Quote the listing below in its entirety.

# # # # #

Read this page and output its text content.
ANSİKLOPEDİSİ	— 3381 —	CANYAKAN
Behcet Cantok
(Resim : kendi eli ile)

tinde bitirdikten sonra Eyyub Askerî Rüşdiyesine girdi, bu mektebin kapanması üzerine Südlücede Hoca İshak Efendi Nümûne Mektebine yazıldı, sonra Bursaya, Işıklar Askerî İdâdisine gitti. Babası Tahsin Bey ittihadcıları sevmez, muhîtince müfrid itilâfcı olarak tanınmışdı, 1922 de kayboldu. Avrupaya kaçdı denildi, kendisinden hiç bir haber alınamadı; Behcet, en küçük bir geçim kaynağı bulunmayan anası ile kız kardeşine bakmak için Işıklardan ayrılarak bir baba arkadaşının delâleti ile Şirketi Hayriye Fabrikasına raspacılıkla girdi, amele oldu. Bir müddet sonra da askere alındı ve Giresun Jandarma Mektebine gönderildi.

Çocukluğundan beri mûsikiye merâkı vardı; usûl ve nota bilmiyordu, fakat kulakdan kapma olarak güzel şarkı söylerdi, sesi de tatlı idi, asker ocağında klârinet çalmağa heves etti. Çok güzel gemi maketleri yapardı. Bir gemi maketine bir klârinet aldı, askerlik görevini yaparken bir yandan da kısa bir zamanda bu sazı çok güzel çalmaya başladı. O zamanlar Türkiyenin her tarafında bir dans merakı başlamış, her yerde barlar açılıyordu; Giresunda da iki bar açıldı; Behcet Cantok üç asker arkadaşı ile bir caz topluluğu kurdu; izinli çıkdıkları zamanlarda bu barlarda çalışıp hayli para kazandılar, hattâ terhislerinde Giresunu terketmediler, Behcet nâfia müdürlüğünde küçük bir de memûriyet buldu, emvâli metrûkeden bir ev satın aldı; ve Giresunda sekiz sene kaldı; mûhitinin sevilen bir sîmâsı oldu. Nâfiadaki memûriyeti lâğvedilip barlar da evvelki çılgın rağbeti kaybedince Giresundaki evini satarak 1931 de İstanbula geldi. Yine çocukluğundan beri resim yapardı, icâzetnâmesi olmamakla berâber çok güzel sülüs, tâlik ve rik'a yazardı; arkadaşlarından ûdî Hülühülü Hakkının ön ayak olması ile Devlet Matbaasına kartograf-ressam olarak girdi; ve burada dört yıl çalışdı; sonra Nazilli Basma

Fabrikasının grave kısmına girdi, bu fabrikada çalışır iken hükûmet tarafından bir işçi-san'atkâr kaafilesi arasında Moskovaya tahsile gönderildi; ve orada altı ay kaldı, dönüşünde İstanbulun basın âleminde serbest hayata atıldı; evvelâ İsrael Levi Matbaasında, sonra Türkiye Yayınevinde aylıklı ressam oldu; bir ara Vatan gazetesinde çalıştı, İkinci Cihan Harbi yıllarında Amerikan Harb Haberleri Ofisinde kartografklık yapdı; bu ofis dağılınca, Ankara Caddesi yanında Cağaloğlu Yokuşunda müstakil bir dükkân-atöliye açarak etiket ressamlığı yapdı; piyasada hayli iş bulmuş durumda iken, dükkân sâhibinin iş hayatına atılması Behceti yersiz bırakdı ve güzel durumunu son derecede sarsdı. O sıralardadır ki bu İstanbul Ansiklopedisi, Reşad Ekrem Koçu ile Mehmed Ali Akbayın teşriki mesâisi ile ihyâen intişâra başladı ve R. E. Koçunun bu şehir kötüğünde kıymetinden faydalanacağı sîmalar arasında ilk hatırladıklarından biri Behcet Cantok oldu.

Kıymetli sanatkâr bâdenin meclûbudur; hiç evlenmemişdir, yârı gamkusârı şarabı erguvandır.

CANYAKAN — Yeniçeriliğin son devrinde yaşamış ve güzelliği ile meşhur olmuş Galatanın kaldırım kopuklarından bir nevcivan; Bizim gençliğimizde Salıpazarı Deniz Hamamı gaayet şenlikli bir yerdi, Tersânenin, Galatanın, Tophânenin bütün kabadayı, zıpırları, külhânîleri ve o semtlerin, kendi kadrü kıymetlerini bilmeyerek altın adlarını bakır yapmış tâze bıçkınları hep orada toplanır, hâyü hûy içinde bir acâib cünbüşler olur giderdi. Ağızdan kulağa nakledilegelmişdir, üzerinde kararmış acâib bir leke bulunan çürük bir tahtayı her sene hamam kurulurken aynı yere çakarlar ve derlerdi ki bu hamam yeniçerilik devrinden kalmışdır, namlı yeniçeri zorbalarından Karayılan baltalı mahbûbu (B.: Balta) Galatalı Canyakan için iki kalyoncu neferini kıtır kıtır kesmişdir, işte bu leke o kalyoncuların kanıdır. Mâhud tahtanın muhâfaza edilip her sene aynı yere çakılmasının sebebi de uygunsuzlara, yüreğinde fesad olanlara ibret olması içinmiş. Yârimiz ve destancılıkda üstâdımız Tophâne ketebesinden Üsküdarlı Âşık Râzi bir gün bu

# # # # #

**Solution to this problem**
Read this page and output its text content.
ANSİKLOPEDİSİ	— 3381 —	CANYAKAN
Behcet Cantok
(Resim : kendi eli ile)

tinde bitirdikten sonra Eyyub Askerî Rüşdiyesine girdi, bu mektebin kapanması üzerine Südlücede Hoca İshak Efendi Nümûne Mektebine yazıldı, sonra Bursaya, Işıklar Askerî İdâdisine gitti. Babası Tahsin Bey ittihadcıları sevmez, muhîtince müfrid itilâfcı olarak tanınmışdı, 1922 de kayboldu. Avrupaya kaçdı denildi, kendisinden hiç bir haber alınamadı; Behcet, en küçük bir geçim kaynağı bulunmayan anası ile kız kardeşine bakmak için Işıklardan ayrılarak bir baba arkadaşının delâleti ile Şirketi Hayriye Fabrikasına raspacılıkla girdi, amele oldu. Bir müddet sonra da askere alındı ve Giresun Jandarma Mektebine gönderildi.

Çocukluğundan beri mûsikiye merâkı vardı; usûl ve nota bilmiyordu, fakat kulakdan kapma olarak güzel şarkı söylerdi, sesi de tatlı idi, asker ocağında klârinet çalmağa heves etti. Çok güzel gemi maketleri yapardı. Bir gemi maketine bir klârinet aldı, askerlik görevini yaparken bir yandan da kısa bir zamanda bu sazı çok güzel çalmaya başladı. O zamanlar Türkiyenin her tarafında bir dans merakı başlamış, her yerde barlar açılıyordu; Giresunda da iki bar açıldı; Behcet Cantok üç asker arkadaşı ile bir caz topluluğu kurdu; izinli çıkdıkları zamanlarda bu barlarda çalışıp hayli para kazandılar, hattâ terhislerinde Giresunu terketmediler, Behcet nâfia müdürlüğünde küçük bir de memûriyet buldu, emvâli metrûkeden bir ev satın aldı; ve Giresunda sekiz sene kaldı; mûhitinin sevilen bir sîmâsı oldu. Nâfiadaki memûriyeti lâğvedilip barlar da evvelki çılgın rağbeti kaybedince Giresundaki evini satarak 1931 de İstanbula geldi. Yine çocukluğundan beri resim yapardı, icâzetnâmesi olmamakla berâber çok güzel sülüs, tâlik ve rik'a yazardı; arkadaşlarından ûdî Hülühülü Hakkının ön ayak olması ile Devlet Matbaasına kartograf-ressam olarak girdi; ve burada dört yıl çalışdı; sonra Nazilli Basma

Fabrikasının grave kısmına girdi, bu fabrikada çalışır iken hükûmet tarafından bir işçi-san'atkâr kaafilesi arasında Moskovaya tahsile gönderildi; ve orada altı ay kaldı, dönüşünde İstanbulun basın âleminde serbest hayata atıldı; evvelâ İsrael Levi Matbaasında, sonra Türkiye Yayınevinde aylıklı ressam oldu; bir ara Vatan gazetesinde çalıştı, İkinci Cihan Harbi yıllarında Amerikan Harb Haberleri Ofisinde kartografklık yapdı; bu ofis dağılınca, Ankara Caddesi yanında Cağaloğlu Yokuşunda müstakil bir dükkân-atöliye açarak etiket ressamlığı yapdı; piyasada hayli iş bulmuş durumda iken, dükkân sâhibinin iş hayatına atılması Behceti yersiz bırakdı ve güzel durumunu son derecede sarsdı. O sıralardadır ki bu İstanbul Ansiklopedisi, Reşad Ekrem Koçu ile Mehmed Ali Akbayın teşriki mesâisi ile ihyâen intişâra başladı ve R. E. Koçunun bu şehir kötüğünde kıymetinden faydalanacağı sîmalar arasında ilk hatırladıklarından biri Behcet Cantok oldu.

Kıymetli sanatkâr bâdenin meclûbudur; hiç evlenmemişdir, yârı gamkusârı şarabı erguvandır.

CANYAKAN — Yeniçeriliğin son devrinde yaşamış ve güzelliği ile meşhur olmuş Galatanın kaldırım kopuklarından bir nevcivan; Bizim gençliğimizde Salıpazarı Deniz Hamamı gaayet şenlikli bir yerdi, Tersânenin, Galatanın, Tophânenin bütün kabadayı, zıpırları, külhânîleri ve o semtlerin, kendi kadrü kıymetlerini bilmeyerek altın adlarını bakır yapmış tâze bıçkınları hep orada toplanır, hâyü hûy içinde bir acâib cünbüşler olur giderdi. Ağızdan kulağa nakledilegelmişdir, üzerinde kararmış acâib bir leke bulunan çürük bir tahtayı her sene hamam kurulurken aynı yere çakarlar ve derlerdi ki bu hamam yeniçerilik devrinden kalmışdır, namlı yeniçeri zorbalarından Karayılan baltalı mahbûbu (B.: Balta) Galatalı Canyakan için iki kalyoncu neferini kıtır kıtır kesmişdir, işte bu leke o kalyoncuların kanıdır. Mâhud tahtanın muhâfaza edilip her sene aynı yere çakılmasının sebebi de uygunsuzlara, yüreğinde fesad olanlara ibret olması içinmiş. Yârimiz ve destancılıkda üstâdımız Tophâne ketebesinden Üsküdarlı Âşık Râzi bir gün bu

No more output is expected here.